• [Exercise brief]
Copy out each line that has "奏定学堂章程" in it.

◇ ◇ ◇ ◇

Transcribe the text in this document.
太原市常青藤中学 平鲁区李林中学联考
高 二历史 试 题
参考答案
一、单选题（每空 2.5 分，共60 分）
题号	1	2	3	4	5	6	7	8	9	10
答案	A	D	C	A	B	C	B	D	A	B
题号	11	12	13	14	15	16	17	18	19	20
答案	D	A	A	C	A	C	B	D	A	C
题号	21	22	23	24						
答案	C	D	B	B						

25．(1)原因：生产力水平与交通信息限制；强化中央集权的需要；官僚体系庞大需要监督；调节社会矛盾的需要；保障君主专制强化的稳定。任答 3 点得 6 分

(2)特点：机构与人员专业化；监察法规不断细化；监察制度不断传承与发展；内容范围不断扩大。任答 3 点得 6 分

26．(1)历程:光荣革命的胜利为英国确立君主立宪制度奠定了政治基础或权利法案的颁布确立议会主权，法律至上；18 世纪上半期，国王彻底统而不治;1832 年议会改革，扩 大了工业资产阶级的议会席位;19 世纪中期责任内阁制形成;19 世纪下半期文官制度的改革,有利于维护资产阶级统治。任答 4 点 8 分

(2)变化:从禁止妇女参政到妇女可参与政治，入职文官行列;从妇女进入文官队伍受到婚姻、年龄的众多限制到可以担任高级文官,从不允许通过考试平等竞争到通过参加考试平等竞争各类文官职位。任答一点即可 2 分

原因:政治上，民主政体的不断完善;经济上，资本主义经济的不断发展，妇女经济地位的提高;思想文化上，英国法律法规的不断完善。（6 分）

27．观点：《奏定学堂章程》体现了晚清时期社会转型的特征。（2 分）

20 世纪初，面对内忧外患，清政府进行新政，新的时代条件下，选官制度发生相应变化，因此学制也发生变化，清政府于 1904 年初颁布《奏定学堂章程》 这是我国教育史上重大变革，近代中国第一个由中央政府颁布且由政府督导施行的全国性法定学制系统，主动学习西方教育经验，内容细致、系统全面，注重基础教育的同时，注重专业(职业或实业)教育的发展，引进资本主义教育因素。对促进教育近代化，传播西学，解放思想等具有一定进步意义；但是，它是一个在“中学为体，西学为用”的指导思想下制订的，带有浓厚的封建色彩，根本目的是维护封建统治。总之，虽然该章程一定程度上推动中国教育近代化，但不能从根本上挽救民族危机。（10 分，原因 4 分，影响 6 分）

◇ ◇ ◇ ◇

• [Output below]
27．观点：《奏定学堂章程》体现了晚清时期社会转型的特征。（2 分）
20 世纪初，面对内忧外患，清政府进行新政，新的时代条件下，选官制度发生相应变化，因此学制也发生变化，清政府于 1904 年初颁布《奏定学堂章程》 这是我国教育史上重大变革，近代中国第一个由中央政府颁布且由政府督导施行的全国性法定学制系统，主动学习西方教育经验，内容细致、系统全面，注重基础教育的同时，注重专业(职业或实业)教育的发展，引进资本主义教育因素。对促进教育近代化，传播西学，解放思想等具有一定进步意义；但是，它是一个在“中学为体，西学为用”的指导思想下制订的，带有浓厚的封建色彩，根本目的是维护封建统治。总之，虽然该章程一定程度上推动中国教育近代化，但不能从根本上挽救民族危机。（10 分，原因 4 分，影响 6 分）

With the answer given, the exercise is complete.